> **Exercise input**
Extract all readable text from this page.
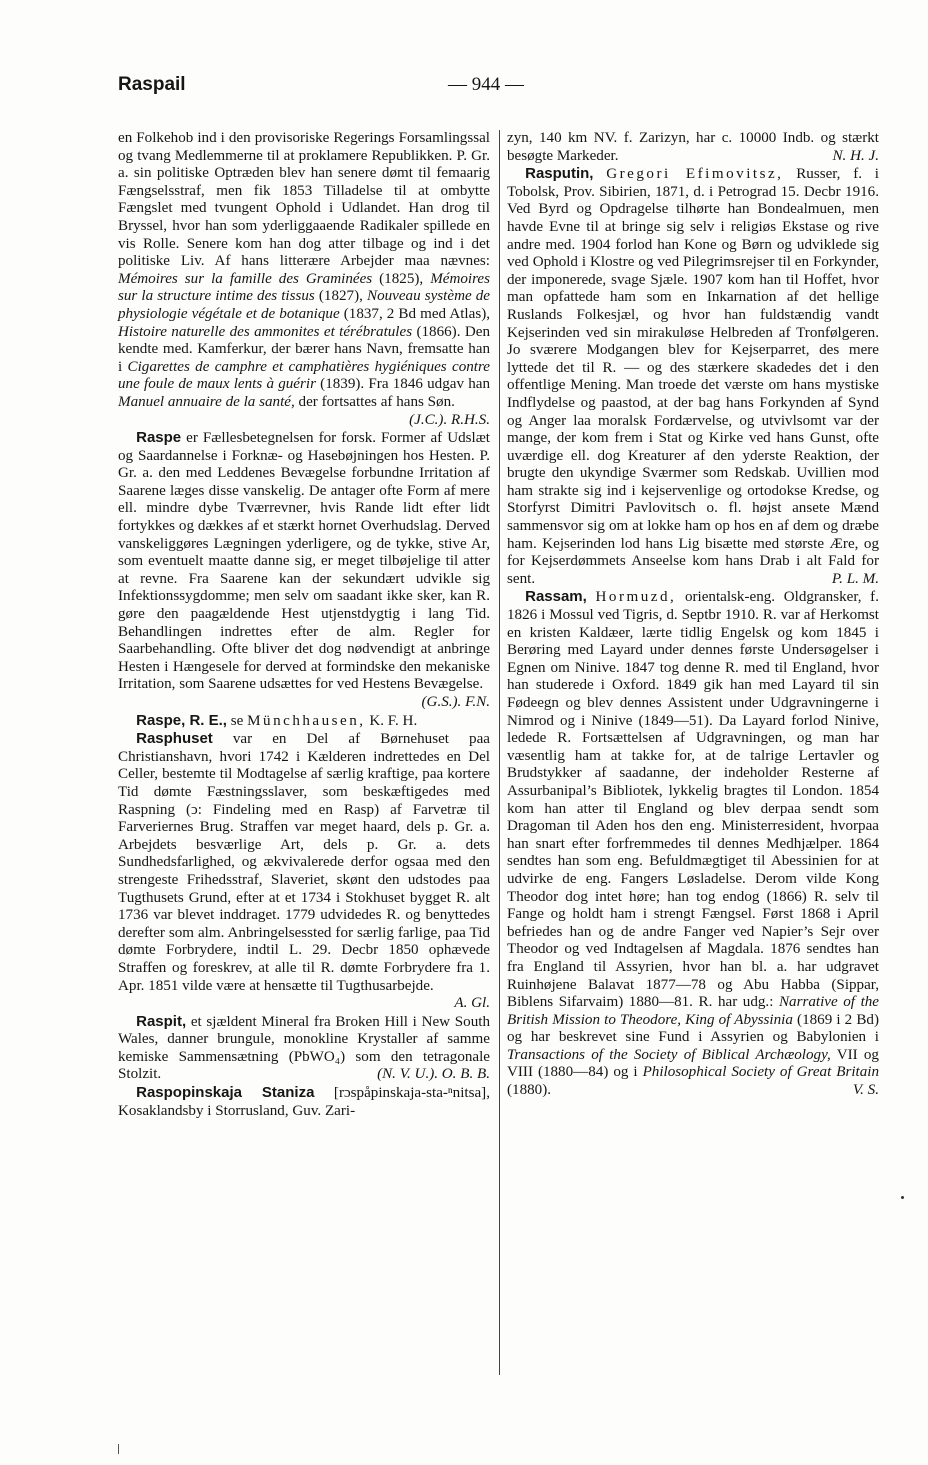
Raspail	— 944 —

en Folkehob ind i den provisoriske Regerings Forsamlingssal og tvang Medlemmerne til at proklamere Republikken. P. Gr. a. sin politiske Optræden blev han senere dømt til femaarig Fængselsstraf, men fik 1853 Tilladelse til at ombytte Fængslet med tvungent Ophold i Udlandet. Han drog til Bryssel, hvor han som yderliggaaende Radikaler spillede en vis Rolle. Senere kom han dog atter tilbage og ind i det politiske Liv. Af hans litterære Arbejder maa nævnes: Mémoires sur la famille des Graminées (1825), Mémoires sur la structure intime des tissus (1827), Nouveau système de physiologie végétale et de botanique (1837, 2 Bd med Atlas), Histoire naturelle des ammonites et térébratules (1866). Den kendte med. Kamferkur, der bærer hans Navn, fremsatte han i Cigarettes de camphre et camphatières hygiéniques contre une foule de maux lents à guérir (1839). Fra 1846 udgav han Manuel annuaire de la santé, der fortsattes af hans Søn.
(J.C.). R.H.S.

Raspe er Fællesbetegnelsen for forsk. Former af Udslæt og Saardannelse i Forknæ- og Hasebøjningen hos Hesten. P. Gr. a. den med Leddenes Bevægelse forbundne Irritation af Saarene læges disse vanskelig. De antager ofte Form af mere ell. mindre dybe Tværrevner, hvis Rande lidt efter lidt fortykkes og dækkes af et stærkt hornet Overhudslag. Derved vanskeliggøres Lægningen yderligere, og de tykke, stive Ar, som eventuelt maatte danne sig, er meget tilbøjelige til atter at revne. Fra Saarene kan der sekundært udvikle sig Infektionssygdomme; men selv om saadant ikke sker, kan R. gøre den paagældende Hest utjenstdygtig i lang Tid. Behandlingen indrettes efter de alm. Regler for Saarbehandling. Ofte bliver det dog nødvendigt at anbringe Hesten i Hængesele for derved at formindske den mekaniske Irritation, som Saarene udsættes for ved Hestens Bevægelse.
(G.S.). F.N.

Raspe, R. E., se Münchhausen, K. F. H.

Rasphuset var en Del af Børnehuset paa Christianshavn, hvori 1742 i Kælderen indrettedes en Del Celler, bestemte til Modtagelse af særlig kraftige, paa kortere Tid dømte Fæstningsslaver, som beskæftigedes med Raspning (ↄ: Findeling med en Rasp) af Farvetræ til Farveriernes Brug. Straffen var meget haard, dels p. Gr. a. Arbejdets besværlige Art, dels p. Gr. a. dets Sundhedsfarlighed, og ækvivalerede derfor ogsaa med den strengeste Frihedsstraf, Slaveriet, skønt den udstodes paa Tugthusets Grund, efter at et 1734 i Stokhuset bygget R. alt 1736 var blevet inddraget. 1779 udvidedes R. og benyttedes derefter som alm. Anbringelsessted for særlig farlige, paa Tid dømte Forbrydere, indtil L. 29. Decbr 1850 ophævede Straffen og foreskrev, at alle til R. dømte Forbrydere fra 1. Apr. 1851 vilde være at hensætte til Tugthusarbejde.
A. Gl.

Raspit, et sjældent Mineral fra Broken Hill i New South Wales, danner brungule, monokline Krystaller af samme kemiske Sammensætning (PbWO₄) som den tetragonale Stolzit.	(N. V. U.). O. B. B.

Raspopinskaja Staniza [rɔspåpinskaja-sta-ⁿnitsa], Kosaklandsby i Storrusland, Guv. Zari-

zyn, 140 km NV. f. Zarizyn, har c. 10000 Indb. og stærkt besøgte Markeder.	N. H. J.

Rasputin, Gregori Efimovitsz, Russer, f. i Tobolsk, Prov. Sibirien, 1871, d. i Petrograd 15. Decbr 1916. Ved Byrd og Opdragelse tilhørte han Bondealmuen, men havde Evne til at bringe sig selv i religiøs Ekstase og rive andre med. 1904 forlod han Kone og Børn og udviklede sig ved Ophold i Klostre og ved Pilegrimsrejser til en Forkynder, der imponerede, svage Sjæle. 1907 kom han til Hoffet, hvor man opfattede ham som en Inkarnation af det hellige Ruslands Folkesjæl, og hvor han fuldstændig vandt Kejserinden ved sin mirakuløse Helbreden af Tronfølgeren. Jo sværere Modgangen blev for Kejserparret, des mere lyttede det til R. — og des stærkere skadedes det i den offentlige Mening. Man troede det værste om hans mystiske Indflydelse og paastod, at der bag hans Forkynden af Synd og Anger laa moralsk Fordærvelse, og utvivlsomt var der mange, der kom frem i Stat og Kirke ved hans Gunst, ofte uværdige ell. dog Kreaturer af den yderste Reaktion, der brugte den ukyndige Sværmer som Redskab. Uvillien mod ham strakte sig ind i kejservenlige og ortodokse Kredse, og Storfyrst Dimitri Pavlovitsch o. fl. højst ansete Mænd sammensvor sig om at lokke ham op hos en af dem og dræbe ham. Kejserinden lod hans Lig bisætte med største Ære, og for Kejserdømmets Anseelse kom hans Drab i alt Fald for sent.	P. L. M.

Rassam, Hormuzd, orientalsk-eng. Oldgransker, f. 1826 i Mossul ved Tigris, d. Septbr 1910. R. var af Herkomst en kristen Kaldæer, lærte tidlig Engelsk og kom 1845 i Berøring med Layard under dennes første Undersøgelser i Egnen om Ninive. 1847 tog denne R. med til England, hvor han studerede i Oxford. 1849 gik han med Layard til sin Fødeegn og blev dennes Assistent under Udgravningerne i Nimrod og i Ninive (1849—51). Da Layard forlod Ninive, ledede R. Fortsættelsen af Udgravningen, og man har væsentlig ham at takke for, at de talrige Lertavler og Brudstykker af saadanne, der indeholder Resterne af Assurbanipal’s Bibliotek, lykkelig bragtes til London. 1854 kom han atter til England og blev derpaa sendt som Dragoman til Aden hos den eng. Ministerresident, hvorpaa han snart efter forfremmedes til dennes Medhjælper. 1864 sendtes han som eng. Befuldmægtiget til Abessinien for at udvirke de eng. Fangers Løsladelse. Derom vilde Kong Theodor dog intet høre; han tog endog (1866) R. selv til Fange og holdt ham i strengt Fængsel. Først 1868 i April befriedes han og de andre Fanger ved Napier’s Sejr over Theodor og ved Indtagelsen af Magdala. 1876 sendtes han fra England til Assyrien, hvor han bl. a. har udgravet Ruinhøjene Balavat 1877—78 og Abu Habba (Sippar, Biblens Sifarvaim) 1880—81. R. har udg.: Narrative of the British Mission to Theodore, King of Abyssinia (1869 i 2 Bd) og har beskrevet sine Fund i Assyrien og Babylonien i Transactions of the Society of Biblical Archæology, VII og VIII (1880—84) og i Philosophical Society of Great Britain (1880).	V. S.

> **Exercise task**
Check each line of the records above for "Raspe", and copy those that have it.

> **Solution to this exercise**
Raspe er Fællesbetegnelsen for forsk. Former af Udslæt og Saardannelse i Forknæ- og Hasebøjningen hos Hesten. P. Gr. a. den med Leddenes Bevægelse forbundne Irritation af Saarene læges disse vanskelig. De antager ofte Form af mere ell. mindre dybe Tværrevner, hvis Rande lidt efter lidt fortykkes og dækkes af et stærkt hornet Overhudslag. Derved vanskeliggøres Lægningen yderligere, og de tykke, stive Ar, som eventuelt maatte danne sig, er meget tilbøjelige til atter at revne. Fra Saarene kan der sekundært udvikle sig Infektionssygdomme; men selv om saadant ikke sker, kan R. gøre den paagældende Hest utjenstdygtig i lang Tid. Behandlingen indrettes efter de alm. Regler for Saarbehandling. Ofte bliver det dog nødvendigt at anbringe Hesten i Hængesele for derved at formindske den mekaniske Irritation, som Saarene udsættes for ved Hestens Bevægelse.
Raspe, R. E., se Münchhausen, K. F. H.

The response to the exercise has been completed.